**Task**. Each entry below should be reproduced character for character.

=== Dataset entries ===

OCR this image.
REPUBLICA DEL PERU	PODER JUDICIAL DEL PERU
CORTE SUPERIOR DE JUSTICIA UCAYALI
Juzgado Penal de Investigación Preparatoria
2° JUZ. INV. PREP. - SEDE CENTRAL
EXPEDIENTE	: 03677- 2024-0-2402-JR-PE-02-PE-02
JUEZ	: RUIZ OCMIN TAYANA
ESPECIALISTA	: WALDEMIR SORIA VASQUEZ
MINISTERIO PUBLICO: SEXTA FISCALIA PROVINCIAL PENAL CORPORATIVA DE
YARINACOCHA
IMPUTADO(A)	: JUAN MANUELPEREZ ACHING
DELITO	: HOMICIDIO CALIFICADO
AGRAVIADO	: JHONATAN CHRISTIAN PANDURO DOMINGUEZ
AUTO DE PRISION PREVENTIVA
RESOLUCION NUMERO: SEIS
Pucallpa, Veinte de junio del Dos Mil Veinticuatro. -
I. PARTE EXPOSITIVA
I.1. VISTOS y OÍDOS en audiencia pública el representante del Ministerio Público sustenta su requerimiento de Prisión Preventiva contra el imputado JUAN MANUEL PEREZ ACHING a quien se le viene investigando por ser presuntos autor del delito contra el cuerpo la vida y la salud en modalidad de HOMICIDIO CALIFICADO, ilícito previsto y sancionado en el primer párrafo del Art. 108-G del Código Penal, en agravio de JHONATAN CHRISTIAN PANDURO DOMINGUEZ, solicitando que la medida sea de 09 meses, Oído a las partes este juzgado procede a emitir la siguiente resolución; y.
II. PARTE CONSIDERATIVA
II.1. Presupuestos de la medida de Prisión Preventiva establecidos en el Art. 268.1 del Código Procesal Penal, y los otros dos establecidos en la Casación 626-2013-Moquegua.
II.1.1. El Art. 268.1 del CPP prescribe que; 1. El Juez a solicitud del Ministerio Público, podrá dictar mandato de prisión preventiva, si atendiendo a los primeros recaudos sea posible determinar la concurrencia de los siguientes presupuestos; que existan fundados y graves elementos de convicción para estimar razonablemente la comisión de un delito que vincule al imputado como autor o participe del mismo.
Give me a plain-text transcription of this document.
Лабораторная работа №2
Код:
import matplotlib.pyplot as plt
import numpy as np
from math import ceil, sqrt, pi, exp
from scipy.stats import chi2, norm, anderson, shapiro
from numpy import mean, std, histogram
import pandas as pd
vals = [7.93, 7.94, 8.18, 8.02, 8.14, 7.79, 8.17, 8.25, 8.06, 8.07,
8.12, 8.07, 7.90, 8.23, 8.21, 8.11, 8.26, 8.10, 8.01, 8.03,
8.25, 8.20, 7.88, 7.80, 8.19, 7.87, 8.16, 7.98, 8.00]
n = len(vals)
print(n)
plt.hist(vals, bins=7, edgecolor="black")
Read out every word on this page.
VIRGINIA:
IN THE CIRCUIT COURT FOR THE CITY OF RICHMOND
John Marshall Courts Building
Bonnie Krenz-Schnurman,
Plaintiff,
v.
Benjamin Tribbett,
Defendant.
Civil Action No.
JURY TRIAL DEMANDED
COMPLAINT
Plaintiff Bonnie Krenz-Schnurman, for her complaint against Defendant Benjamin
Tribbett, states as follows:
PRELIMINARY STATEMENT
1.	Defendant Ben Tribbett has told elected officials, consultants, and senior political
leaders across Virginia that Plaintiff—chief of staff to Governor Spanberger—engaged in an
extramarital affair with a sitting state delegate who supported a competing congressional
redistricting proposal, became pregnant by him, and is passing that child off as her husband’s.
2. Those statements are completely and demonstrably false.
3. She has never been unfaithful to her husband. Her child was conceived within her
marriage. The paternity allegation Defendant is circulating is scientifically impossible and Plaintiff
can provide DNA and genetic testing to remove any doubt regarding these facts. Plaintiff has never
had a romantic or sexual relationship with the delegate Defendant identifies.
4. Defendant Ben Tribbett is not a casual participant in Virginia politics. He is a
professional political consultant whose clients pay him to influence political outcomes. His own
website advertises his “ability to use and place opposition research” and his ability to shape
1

===

**The result**.
OCR this image.
REPUBLICA DEL PERU	PODER JUDICIAL DEL PERU
CORTE SUPERIOR DE JUSTICIA UCAYALI
Juzgado Penal de Investigación Preparatoria
2° JUZ. INV. PREP. - SEDE CENTRAL
EXPEDIENTE	: 03677- 2024-0-2402-JR-PE-02-PE-02
JUEZ	: RUIZ OCMIN TAYANA
ESPECIALISTA	: WALDEMIR SORIA VASQUEZ
MINISTERIO PUBLICO: SEXTA FISCALIA PROVINCIAL PENAL CORPORATIVA DE
YARINACOCHA
IMPUTADO(A)	: JUAN MANUELPEREZ ACHING
DELITO	: HOMICIDIO CALIFICADO
AGRAVIADO	: JHONATAN CHRISTIAN PANDURO DOMINGUEZ
AUTO DE PRISION PREVENTIVA
RESOLUCION NUMERO: SEIS
Pucallpa, Veinte de junio del Dos Mil Veinticuatro. -
I. PARTE EXPOSITIVA
I.1. VISTOS y OÍDOS en audiencia pública el representante del Ministerio Público sustenta su requerimiento de Prisión Preventiva contra el imputado JUAN MANUEL PEREZ ACHING a quien se le viene investigando por ser presuntos autor del delito contra el cuerpo la vida y la salud en modalidad de HOMICIDIO CALIFICADO, ilícito previsto y sancionado en el primer párrafo del Art. 108-G del Código Penal, en agravio de JHONATAN CHRISTIAN PANDURO DOMINGUEZ, solicitando que la medida sea de 09 meses, Oído a las partes este juzgado procede a emitir la siguiente resolución; y.
II. PARTE CONSIDERATIVA
II.1. Presupuestos de la medida de Prisión Preventiva establecidos en el Art. 268.1 del Código Procesal Penal, y los otros dos establecidos en la Casación 626-2013-Moquegua.
II.1.1. El Art. 268.1 del CPP prescribe que; 1. El Juez a solicitud del Ministerio Público, podrá dictar mandato de prisión preventiva, si atendiendo a los primeros recaudos sea posible determinar la concurrencia de los siguientes presupuestos; que existan fundados y graves elementos de convicción para estimar razonablemente la comisión de un delito que vincule al imputado como autor o participe del mismo.
Give me a plain-text transcription of this document.
Лабораторная работа №2
Код:
import matplotlib.pyplot as plt
import numpy as np
from math import ceil, sqrt, pi, exp
from scipy.stats import chi2, norm, anderson, shapiro
from numpy import mean, std, histogram
import pandas as pd
vals = [7.93, 7.94, 8.18, 8.02, 8.14, 7.79, 8.17, 8.25, 8.06, 8.07,
8.12, 8.07, 7.90, 8.23, 8.21, 8.11, 8.26, 8.10, 8.01, 8.03,
8.25, 8.20, 7.88, 7.80, 8.19, 7.87, 8.16, 7.98, 8.00]
n = len(vals)
print(n)
plt.hist(vals, bins=7, edgecolor="black")
Read out every word on this page.
VIRGINIA:
IN THE CIRCUIT COURT FOR THE CITY OF RICHMOND
John Marshall Courts Building
Bonnie Krenz-Schnurman,
Plaintiff,
v.
Benjamin Tribbett,
Defendant.
Civil Action No.
JURY TRIAL DEMANDED
COMPLAINT
Plaintiff Bonnie Krenz-Schnurman, for her complaint against Defendant Benjamin
Tribbett, states as follows:
PRELIMINARY STATEMENT
1.	Defendant Ben Tribbett has told elected officials, consultants, and senior political
leaders across Virginia that Plaintiff—chief of staff to Governor Spanberger—engaged in an
extramarital affair with a sitting state delegate who supported a competing congressional
redistricting proposal, became pregnant by him, and is passing that child off as her husband’s.
2. Those statements are completely and demonstrably false.
3. She has never been unfaithful to her husband. Her child was conceived within her
marriage. The paternity allegation Defendant is circulating is scientifically impossible and Plaintiff
can provide DNA and genetic testing to remove any doubt regarding these facts. Plaintiff has never
had a romantic or sexual relationship with the delegate Defendant identifies.
4. Defendant Ben Tribbett is not a casual participant in Virginia politics. He is a
professional political consultant whose clients pay him to influence political outcomes. His own
website advertises his “ability to use and place opposition research” and his ability to shape
1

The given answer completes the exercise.